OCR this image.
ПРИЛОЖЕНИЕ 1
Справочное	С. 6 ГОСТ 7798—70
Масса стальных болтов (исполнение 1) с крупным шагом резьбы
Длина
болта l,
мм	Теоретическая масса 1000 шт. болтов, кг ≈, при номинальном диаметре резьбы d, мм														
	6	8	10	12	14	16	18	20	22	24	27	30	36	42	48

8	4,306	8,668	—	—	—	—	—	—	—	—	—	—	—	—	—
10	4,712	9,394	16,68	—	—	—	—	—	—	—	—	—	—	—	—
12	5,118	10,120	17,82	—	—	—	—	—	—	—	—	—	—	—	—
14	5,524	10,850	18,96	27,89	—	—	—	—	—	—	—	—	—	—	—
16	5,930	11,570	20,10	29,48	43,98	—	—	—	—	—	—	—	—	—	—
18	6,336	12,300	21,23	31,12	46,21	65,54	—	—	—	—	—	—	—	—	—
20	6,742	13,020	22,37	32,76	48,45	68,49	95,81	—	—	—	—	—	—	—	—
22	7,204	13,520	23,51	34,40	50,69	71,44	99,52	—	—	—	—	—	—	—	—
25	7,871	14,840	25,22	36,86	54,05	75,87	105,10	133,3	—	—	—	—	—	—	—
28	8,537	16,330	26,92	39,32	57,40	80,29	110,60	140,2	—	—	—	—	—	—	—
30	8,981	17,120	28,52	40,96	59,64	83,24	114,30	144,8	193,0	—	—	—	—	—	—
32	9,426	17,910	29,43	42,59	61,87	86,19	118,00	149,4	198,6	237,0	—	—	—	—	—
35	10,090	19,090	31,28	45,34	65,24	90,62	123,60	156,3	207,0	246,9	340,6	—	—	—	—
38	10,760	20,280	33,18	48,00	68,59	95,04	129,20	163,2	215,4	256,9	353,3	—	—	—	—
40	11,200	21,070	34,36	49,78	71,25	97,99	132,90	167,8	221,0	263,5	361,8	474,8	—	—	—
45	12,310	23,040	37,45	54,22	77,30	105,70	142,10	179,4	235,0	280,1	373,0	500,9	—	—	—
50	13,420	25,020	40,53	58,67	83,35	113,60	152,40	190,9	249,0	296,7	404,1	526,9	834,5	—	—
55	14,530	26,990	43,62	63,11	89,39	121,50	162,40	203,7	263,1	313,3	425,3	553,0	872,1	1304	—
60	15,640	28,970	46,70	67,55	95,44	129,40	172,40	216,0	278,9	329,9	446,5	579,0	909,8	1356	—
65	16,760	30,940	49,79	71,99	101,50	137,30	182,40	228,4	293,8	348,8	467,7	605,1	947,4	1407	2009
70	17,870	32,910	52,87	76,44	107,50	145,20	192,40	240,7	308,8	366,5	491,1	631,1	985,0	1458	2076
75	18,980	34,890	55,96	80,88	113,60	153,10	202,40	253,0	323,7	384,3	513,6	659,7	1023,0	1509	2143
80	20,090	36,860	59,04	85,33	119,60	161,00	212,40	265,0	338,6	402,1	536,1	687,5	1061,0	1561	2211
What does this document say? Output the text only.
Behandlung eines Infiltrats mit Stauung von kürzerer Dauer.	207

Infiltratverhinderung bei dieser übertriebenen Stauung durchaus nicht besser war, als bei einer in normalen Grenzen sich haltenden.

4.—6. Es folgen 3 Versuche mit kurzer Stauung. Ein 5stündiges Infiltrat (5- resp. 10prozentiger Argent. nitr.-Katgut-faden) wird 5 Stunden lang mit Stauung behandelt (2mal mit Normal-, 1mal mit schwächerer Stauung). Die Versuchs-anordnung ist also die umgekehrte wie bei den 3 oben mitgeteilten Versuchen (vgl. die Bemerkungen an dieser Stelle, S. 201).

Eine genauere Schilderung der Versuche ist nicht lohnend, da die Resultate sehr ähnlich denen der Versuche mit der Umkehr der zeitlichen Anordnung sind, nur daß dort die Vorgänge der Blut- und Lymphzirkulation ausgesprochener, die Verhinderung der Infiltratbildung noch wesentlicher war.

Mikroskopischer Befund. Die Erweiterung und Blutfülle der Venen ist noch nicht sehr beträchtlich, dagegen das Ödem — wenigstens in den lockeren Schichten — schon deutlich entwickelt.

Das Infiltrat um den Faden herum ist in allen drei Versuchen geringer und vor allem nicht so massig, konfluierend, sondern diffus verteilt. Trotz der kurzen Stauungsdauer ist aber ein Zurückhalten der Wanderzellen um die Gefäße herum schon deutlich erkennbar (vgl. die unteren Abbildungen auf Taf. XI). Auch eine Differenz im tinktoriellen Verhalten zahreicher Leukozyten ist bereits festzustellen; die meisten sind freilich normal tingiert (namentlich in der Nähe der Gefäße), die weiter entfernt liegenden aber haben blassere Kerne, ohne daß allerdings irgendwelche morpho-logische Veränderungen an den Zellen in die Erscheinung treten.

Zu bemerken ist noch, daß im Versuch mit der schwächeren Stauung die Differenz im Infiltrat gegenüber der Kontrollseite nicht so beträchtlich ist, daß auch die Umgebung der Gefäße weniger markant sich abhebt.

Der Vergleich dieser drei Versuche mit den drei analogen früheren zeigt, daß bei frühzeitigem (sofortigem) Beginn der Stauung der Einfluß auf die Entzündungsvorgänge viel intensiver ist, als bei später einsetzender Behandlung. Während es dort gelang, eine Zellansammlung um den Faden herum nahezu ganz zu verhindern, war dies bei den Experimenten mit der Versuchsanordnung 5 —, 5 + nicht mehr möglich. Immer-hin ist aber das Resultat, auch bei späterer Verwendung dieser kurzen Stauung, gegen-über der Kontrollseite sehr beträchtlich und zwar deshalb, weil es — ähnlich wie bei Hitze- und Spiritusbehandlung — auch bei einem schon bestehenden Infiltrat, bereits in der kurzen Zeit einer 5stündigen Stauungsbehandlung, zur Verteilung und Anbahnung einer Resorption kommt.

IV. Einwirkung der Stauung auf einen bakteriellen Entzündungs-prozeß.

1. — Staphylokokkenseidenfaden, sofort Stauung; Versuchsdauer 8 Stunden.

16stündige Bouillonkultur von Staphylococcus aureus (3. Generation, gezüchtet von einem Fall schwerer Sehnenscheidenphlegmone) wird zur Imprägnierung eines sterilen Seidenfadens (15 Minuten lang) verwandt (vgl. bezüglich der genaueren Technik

== Instructions to follow ==
Look through the data above. Each line containing the word "резьбы" needs to be copied.

== Answer for the task ==
Масса стальных болтов (исполнение 1) с крупным шагом резьбы
мм	Теоретическая масса 1000 шт. болтов, кг ≈, при номинальном диаметре резьбы d, мм														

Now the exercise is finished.